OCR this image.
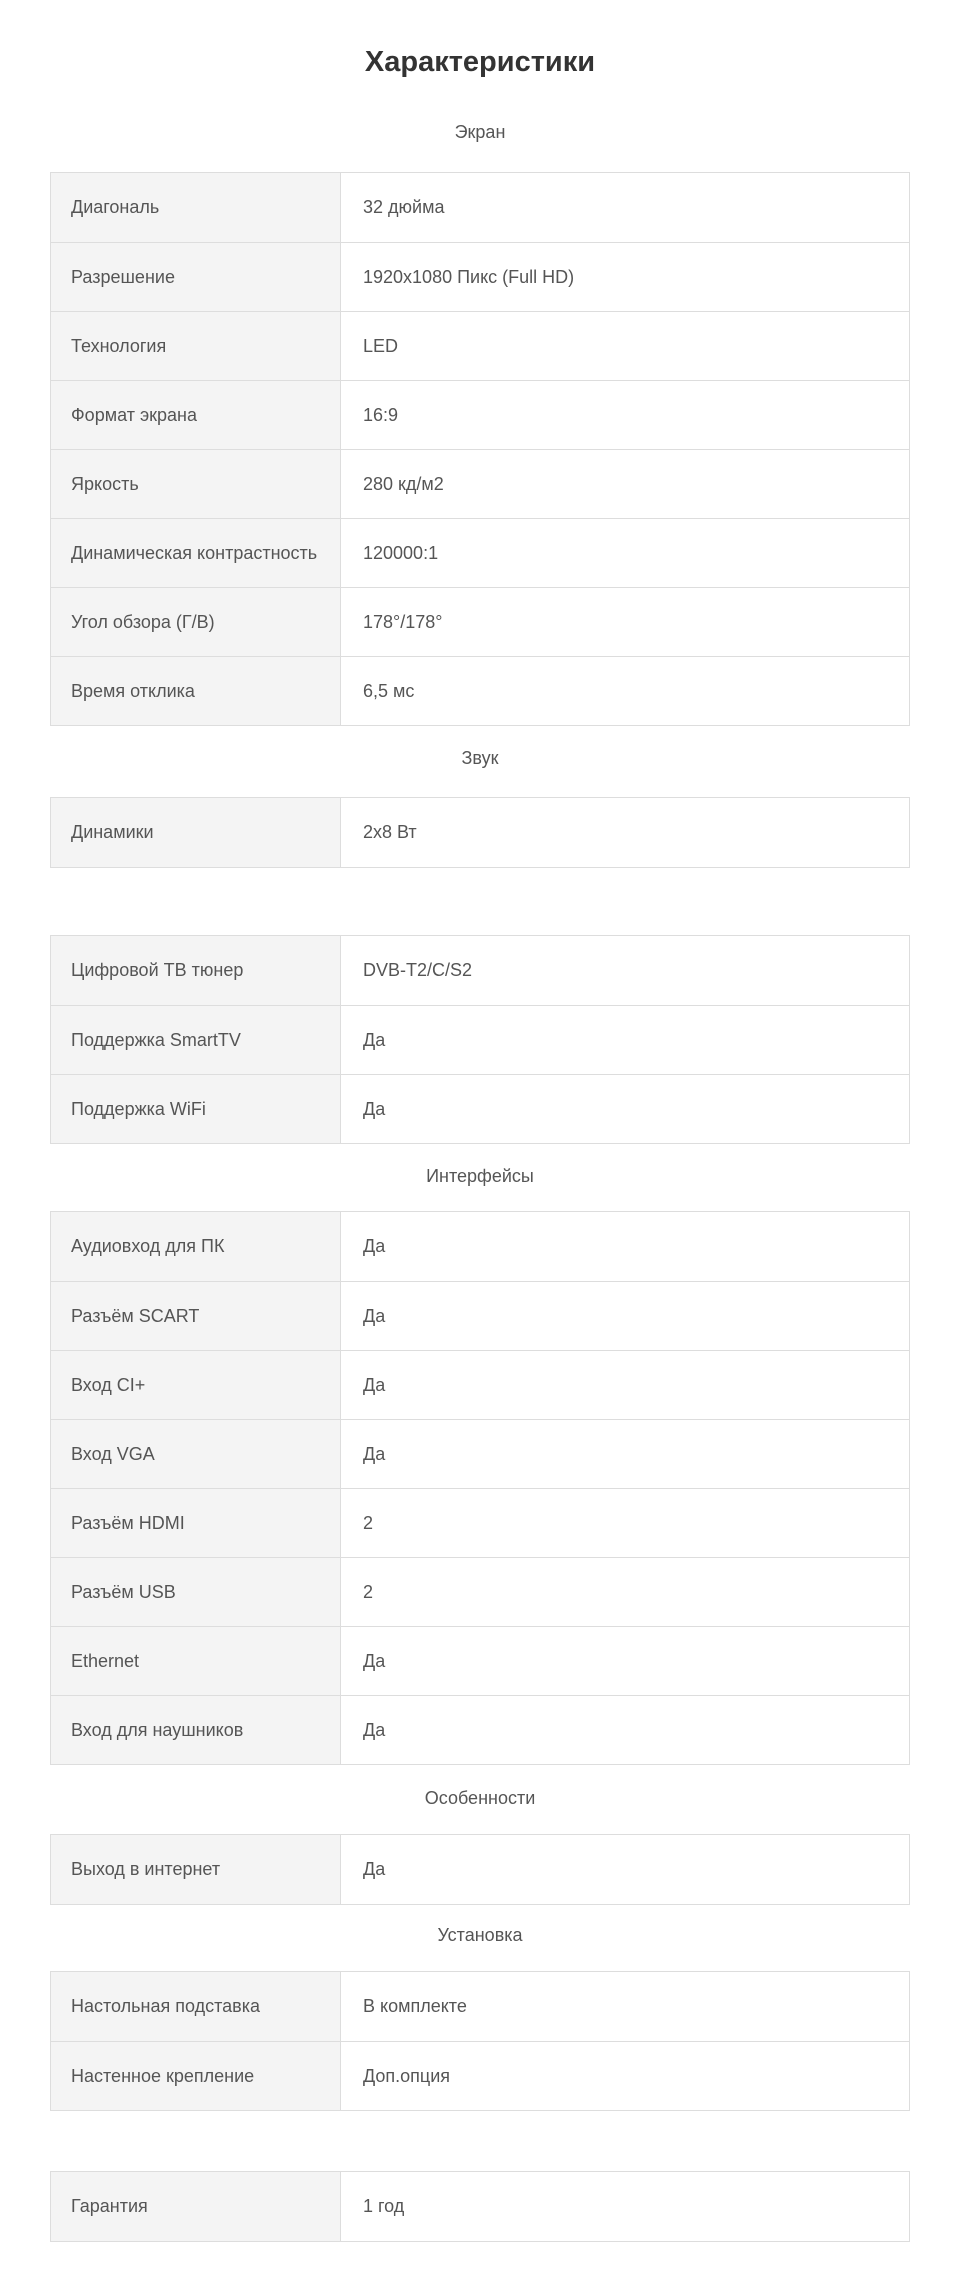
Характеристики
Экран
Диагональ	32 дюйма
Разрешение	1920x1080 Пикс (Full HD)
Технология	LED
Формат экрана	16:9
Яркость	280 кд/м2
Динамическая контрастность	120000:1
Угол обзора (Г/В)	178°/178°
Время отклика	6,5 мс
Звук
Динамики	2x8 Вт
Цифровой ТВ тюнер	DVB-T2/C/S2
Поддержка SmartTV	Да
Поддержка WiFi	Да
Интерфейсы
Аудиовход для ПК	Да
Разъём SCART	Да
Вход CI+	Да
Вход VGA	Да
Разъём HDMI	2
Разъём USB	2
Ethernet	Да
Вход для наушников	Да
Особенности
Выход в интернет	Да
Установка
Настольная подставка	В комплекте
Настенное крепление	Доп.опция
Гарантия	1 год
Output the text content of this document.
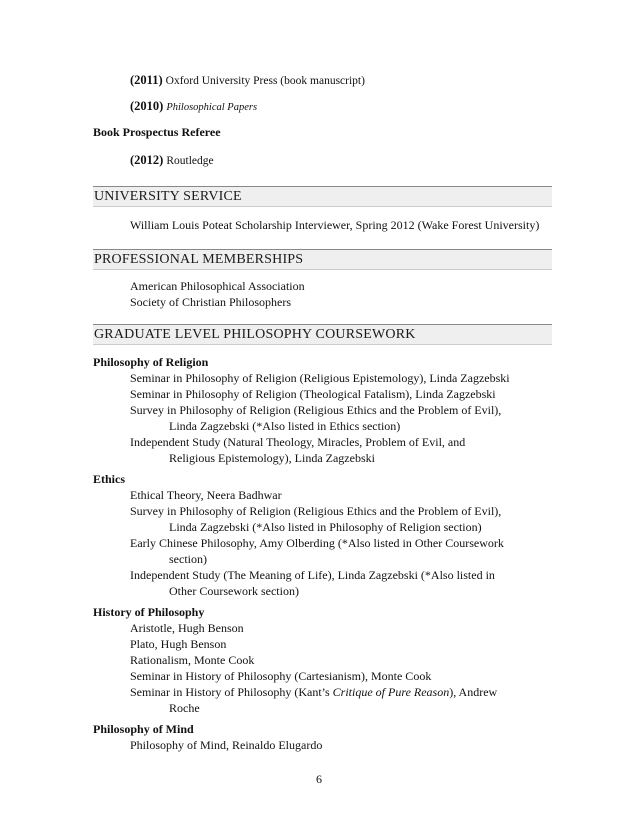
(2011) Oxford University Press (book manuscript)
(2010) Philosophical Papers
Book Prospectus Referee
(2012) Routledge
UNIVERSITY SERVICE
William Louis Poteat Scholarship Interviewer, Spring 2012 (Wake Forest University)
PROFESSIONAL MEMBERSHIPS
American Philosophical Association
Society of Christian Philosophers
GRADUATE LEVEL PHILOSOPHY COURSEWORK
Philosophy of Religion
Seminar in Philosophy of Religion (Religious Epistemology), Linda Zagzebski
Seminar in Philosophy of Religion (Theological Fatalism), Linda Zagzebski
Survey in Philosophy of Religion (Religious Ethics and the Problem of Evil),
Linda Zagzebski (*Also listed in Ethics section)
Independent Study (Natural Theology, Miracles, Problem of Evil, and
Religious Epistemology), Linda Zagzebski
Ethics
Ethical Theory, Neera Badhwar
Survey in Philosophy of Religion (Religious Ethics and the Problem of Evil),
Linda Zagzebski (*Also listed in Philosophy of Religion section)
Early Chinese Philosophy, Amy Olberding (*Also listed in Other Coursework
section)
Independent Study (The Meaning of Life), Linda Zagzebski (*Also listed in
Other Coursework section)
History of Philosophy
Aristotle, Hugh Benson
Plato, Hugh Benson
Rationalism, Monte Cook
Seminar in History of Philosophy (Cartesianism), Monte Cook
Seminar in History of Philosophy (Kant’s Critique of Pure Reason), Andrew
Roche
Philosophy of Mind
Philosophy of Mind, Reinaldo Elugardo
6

▶ **WHAT IS BEING ASKED**: Identify the lines in the entries above that contain "Ethics", then copy them out.

▶ **WRITTEN SOLUTION**:
Survey in Philosophy of Religion (Religious Ethics and the Problem of Evil),
Linda Zagzebski (*Also listed in Ethics section)
Ethics
Survey in Philosophy of Religion (Religious Ethics and the Problem of Evil),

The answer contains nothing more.